# [DATASET]
■ ■ ■
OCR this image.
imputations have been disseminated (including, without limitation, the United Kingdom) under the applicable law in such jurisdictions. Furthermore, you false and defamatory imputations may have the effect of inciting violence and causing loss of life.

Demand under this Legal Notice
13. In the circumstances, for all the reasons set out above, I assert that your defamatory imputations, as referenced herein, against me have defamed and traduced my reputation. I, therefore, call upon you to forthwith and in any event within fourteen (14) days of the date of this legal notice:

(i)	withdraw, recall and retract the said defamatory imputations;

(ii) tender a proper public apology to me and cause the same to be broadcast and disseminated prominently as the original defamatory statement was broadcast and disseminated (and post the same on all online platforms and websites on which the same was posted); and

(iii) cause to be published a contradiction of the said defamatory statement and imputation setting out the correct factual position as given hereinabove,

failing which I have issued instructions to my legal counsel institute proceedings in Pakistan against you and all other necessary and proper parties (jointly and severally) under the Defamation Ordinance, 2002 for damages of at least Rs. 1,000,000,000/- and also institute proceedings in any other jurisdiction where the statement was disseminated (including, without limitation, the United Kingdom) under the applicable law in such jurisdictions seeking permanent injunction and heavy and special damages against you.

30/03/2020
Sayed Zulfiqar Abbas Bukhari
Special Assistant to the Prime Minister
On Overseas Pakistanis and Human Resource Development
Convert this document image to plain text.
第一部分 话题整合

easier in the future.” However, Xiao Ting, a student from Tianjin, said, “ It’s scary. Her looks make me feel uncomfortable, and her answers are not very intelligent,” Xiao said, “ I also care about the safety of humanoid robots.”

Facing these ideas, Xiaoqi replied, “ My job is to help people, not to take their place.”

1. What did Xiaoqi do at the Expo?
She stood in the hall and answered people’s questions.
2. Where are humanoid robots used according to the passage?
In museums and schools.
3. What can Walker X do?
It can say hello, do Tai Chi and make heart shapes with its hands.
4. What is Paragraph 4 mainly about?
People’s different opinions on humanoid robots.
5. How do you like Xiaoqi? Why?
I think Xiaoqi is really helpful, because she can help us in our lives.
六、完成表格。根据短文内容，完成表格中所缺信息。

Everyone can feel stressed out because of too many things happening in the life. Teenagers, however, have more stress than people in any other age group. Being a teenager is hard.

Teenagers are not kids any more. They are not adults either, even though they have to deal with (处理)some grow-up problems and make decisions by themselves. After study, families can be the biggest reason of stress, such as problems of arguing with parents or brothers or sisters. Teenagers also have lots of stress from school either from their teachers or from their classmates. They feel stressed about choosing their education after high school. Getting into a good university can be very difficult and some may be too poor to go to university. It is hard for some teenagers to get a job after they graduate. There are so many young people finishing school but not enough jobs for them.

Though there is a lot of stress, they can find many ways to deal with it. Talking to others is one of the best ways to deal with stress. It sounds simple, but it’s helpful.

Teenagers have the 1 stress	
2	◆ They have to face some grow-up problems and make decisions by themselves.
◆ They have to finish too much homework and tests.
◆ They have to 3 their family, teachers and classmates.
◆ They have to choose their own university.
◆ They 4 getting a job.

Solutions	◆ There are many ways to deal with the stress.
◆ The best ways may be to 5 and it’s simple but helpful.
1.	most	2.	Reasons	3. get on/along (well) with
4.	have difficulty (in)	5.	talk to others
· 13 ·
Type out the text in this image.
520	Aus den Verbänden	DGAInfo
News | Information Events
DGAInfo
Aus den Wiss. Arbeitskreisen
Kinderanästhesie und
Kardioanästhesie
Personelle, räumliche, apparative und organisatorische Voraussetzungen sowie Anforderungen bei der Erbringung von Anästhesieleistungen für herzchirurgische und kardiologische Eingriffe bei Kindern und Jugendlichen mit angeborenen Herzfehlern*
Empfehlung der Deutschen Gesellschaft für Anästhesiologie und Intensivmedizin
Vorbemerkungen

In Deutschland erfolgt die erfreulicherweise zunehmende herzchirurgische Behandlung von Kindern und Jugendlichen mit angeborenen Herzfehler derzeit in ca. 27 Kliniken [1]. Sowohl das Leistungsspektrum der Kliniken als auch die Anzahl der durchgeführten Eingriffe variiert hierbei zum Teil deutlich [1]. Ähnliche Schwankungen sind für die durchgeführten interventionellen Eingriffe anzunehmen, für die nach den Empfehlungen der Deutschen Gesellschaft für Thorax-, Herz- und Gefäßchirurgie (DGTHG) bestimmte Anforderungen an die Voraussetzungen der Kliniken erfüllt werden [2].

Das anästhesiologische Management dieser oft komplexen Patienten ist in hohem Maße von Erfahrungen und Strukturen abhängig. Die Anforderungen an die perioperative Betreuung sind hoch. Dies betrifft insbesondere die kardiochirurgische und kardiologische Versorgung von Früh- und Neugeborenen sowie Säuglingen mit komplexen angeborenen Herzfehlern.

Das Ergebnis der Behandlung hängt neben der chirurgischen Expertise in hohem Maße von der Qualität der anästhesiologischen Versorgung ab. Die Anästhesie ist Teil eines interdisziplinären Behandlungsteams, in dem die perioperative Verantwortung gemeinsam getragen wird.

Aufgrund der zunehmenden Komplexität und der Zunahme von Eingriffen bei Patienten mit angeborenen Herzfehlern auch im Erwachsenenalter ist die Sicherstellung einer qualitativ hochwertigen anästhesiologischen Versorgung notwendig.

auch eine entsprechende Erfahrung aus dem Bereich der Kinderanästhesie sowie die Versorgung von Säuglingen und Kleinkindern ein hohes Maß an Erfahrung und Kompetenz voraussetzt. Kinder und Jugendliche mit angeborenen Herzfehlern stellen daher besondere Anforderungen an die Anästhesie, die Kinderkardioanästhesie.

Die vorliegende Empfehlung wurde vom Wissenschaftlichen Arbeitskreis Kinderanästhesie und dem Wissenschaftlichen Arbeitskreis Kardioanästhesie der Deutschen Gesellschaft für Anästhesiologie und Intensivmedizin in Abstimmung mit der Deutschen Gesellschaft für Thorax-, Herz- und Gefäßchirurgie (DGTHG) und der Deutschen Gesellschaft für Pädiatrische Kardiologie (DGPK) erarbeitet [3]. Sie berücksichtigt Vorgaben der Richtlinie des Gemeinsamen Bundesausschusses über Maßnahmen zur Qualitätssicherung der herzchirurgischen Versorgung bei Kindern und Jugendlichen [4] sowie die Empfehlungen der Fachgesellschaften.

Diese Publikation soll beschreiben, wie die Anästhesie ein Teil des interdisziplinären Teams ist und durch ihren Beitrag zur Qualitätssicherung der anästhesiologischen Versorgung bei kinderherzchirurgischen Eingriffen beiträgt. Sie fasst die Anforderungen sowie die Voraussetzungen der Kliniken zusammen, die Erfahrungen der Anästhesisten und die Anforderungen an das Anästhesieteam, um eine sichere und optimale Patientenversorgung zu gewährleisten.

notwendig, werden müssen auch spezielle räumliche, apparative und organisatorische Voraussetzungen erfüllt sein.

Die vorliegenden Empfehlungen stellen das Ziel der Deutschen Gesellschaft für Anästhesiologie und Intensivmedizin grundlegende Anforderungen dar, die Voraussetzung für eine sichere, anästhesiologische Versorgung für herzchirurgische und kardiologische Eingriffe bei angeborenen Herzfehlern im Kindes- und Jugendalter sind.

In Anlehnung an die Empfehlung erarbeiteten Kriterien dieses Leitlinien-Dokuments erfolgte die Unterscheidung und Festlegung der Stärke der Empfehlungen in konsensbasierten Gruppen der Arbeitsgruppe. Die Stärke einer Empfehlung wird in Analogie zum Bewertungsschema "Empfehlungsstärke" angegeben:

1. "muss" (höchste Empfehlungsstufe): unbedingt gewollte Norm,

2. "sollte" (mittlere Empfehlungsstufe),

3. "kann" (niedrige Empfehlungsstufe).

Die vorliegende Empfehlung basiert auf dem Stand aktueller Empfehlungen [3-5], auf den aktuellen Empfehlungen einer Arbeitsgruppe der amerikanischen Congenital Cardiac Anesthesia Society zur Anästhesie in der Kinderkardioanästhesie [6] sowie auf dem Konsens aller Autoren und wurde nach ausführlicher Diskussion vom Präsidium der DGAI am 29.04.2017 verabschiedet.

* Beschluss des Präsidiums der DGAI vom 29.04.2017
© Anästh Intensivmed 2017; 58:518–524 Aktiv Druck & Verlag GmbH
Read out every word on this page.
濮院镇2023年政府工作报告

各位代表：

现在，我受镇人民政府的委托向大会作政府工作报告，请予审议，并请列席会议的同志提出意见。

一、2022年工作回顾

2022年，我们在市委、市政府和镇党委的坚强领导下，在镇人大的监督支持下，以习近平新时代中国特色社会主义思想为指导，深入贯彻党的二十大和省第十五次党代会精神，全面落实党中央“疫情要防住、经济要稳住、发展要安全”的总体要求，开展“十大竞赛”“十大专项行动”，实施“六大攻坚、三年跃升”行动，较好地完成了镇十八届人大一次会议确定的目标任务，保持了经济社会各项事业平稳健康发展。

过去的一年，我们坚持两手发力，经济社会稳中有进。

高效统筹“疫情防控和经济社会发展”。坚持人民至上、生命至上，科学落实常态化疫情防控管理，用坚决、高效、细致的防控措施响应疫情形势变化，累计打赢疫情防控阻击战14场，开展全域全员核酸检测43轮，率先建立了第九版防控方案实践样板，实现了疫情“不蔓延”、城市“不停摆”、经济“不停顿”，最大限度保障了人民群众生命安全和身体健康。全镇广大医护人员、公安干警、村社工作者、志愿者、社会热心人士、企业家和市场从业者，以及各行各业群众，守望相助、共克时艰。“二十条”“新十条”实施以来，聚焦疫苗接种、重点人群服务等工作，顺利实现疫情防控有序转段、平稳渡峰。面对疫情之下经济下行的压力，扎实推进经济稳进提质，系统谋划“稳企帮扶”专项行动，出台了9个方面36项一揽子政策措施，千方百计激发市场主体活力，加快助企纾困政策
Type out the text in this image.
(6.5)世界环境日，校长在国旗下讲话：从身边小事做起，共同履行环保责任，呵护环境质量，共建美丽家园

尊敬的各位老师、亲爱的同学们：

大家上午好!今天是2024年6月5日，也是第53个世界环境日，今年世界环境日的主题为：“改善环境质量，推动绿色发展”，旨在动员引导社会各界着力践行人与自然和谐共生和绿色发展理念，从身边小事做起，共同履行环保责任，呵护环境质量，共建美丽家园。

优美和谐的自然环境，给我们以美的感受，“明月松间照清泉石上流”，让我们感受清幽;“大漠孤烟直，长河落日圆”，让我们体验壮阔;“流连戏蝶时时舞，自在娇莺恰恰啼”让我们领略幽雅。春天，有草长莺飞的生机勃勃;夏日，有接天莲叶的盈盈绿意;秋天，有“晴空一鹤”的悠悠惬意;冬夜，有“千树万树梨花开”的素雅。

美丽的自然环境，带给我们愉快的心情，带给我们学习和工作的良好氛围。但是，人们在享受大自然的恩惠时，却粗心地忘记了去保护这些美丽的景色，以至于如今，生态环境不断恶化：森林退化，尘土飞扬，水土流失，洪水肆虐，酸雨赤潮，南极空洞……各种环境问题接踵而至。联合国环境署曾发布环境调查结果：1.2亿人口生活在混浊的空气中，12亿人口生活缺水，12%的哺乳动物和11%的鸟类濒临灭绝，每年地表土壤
■ ■ ■
# [SHORT PROBLEM]
Gather all lines where the word "decisions" appears.

# [EXERCISE RESULT]
Teenagers are not kids any more. They are not adults either, even though they have to deal with (处理)some grow-up problems and make decisions by themselves. After study, families can be the biggest reason of stress, such as problems of arguing with parents or brothers or sisters. Teenagers also have lots of stress from school either from their teachers or from their classmates. They feel stressed about choosing their education after high school. Getting into a good university can be very difficult and some may be too poor to go to university. It is hard for some teenagers to get a job after they graduate. There are so many young people finishing school but not enough jobs for them.
2	◆ They have to face some grow-up problems and make decisions by themselves.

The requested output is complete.